Your goal: Are you able to retype all the records below exactly?

Stored data:
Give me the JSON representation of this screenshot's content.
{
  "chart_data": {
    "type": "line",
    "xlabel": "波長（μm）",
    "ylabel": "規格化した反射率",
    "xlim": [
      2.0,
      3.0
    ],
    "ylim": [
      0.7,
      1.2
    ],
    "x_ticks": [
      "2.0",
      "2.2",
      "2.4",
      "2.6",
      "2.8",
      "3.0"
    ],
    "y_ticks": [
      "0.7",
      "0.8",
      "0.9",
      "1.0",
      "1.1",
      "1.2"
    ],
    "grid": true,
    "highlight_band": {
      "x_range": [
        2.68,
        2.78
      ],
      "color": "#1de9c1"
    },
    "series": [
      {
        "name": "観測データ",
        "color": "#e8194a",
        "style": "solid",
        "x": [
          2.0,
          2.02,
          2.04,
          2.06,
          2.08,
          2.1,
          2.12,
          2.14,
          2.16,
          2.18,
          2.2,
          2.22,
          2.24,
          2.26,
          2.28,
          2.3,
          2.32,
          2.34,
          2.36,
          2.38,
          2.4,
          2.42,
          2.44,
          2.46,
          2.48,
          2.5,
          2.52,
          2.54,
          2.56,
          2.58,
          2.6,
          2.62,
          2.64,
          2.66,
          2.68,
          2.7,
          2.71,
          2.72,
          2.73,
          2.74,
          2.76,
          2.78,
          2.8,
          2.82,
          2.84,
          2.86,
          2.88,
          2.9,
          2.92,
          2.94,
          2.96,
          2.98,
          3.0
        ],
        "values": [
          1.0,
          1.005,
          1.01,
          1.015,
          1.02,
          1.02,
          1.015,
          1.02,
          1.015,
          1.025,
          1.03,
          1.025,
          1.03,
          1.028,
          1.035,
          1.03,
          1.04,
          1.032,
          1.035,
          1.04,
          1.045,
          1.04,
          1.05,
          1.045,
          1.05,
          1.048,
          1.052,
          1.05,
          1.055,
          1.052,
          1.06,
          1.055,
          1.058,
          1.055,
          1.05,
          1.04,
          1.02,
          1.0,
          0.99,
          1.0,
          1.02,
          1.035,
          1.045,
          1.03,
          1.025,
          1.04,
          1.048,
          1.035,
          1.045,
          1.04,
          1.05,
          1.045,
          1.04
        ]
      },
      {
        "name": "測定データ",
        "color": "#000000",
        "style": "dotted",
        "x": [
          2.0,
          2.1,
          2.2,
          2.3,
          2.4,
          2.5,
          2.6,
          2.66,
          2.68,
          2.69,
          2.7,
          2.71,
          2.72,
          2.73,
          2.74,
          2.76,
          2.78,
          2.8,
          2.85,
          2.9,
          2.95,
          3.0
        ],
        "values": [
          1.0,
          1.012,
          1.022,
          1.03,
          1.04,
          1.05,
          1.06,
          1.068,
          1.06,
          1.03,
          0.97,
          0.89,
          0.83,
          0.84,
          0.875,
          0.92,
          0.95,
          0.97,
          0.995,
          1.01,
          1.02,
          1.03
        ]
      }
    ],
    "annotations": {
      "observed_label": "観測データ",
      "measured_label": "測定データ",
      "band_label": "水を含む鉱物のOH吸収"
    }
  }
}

Written response:
Give me the JSON representation of this screenshot's content.
{
  "chart_data": {
    "type": "line",
    "xlabel": "波長（μm）",
    "ylabel": "規格化した反射率",
    "xlim": [
      2.0,
      3.0
    ],
    "ylim": [
      0.7,
      1.2
    ],
    "x_ticks": [
      "2.0",
      "2.2",
      "2.4",
      "2.6",
      "2.8",
      "3.0"
    ],
    "y_ticks": [
      "0.7",
      "0.8",
      "0.9",
      "1.0",
      "1.1",
      "1.2"
    ],
    "grid": true,
    "highlight_band": {
      "x_range": [
        2.68,
        2.78
      ],
      "color": "#1de9c1"
    },
    "series": [
      {
        "name": "観測データ",
        "color": "#e8194a",
        "style": "solid",
        "x": [
          2.0,
          2.02,
          2.04,
          2.06,
          2.08,
          2.1,
          2.12,
          2.14,
          2.16,
          2.18,
          2.2,
          2.22,
          2.24,
          2.26,
          2.28,
          2.3,
          2.32,
          2.34,
          2.36,
          2.38,
          2.4,
          2.42,
          2.44,
          2.46,
          2.48,
          2.5,
          2.52,
          2.54,
          2.56,
          2.58,
          2.6,
          2.62,
          2.64,
          2.66,
          2.68,
          2.7,
          2.71,
          2.72,
          2.73,
          2.74,
          2.76,
          2.78,
          2.8,
          2.82,
          2.84,
          2.86,
          2.88,
          2.9,
          2.92,
          2.94,
          2.96,
          2.98,
          3.0
        ],
        "values": [
          1.0,
          1.005,
          1.01,
          1.015,
          1.02,
          1.02,
          1.015,
          1.02,
          1.015,
          1.025,
          1.03,
          1.025,
          1.03,
          1.028,
          1.035,
          1.03,
          1.04,
          1.032,
          1.035,
          1.04,
          1.045,
          1.04,
          1.05,
          1.045,
          1.05,
          1.048,
          1.052,
          1.05,
          1.055,
          1.052,
          1.06,
          1.055,
          1.058,
          1.055,
          1.05,
          1.04,
          1.02,
          1.0,
          0.99,
          1.0,
          1.02,
          1.035,
          1.045,
          1.03,
          1.025,
          1.04,
          1.048,
          1.035,
          1.045,
          1.04,
          1.05,
          1.045,
          1.04
        ]
      },
      {
        "name": "測定データ",
        "color": "#000000",
        "style": "dotted",
        "x": [
          2.0,
          2.1,
          2.2,
          2.3,
          2.4,
          2.5,
          2.6,
          2.66,
          2.68,
          2.69,
          2.7,
          2.71,
          2.72,
          2.73,
          2.74,
          2.76,
          2.78,
          2.8,
          2.85,
          2.9,
          2.95,
          3.0
        ],
        "values": [
          1.0,
          1.012,
          1.022,
          1.03,
          1.04,
          1.05,
          1.06,
          1.068,
          1.06,
          1.03,
          0.97,
          0.89,
          0.83,
          0.84,
          0.875,
          0.92,
          0.95,
          0.97,
          0.995,
          1.01,
          1.02,
          1.03
        ]
      }
    ],
    "annotations": {
      "observed_label": "観測データ",
      "measured_label": "測定データ",
      "band_label": "水を含む鉱物のOH吸収"
    }
  }
}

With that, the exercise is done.